## WORK REQUIRED
Looking at the listing beneath, work out how many lines hold "title" and report only that figure.

Data records
— Start —

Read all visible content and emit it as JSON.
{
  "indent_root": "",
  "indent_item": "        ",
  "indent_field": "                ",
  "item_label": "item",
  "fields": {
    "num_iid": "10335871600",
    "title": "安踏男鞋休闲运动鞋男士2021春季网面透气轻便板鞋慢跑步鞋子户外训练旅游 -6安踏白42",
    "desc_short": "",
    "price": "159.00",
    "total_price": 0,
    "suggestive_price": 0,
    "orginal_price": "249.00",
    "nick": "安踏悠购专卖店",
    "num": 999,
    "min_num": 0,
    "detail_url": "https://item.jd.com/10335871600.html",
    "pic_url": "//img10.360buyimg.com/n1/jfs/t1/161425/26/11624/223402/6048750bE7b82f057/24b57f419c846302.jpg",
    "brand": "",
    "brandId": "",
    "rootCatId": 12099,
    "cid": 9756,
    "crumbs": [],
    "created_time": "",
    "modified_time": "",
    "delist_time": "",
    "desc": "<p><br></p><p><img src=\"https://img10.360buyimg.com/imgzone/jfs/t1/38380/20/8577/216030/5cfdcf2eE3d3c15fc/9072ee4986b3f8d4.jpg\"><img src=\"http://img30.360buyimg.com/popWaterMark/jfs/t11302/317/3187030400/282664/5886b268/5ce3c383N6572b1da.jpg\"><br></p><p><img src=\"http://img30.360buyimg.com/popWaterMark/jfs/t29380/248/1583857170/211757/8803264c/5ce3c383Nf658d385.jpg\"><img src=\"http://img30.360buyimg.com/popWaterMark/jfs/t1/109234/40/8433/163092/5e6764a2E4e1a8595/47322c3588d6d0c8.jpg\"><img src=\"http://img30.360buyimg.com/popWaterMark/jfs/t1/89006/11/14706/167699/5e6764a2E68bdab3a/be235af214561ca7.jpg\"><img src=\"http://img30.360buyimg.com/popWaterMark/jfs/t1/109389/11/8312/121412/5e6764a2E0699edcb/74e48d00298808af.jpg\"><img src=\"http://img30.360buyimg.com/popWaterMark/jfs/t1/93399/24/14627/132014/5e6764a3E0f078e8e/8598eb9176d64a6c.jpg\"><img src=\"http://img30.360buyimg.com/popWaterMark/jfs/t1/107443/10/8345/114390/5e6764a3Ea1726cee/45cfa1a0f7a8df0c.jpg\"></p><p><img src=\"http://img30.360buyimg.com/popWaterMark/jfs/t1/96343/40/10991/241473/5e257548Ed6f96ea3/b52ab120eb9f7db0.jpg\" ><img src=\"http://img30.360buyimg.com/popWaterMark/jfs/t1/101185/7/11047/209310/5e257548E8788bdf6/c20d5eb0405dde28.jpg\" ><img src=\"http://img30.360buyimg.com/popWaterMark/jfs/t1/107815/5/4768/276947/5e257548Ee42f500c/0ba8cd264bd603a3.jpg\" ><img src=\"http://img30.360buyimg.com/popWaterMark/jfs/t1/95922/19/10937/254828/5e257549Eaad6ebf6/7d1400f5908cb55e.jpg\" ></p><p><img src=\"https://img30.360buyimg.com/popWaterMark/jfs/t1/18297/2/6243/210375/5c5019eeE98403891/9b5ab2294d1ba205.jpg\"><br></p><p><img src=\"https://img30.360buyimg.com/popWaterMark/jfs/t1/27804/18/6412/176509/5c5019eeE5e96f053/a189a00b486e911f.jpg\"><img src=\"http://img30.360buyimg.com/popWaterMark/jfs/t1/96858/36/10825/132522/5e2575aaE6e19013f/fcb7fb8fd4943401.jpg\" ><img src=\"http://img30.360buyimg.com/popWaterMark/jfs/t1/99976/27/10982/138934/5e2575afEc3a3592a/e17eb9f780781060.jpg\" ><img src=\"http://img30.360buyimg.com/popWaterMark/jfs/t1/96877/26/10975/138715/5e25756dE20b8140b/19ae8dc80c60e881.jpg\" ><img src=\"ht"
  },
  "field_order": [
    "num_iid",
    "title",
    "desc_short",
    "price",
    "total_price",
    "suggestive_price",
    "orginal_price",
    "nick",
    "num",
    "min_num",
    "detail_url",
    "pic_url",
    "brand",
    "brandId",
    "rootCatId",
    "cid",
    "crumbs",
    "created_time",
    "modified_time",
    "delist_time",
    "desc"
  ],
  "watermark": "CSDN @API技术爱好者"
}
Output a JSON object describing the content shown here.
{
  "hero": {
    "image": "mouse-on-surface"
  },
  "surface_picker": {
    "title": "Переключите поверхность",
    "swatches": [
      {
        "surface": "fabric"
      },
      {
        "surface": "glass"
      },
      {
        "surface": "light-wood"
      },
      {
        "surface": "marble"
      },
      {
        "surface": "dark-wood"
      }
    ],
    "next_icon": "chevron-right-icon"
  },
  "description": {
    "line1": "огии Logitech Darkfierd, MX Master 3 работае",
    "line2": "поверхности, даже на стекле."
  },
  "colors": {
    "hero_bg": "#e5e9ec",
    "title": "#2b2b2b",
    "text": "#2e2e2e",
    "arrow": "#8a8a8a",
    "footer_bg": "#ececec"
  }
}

— End —

## FINAL ANSWER
4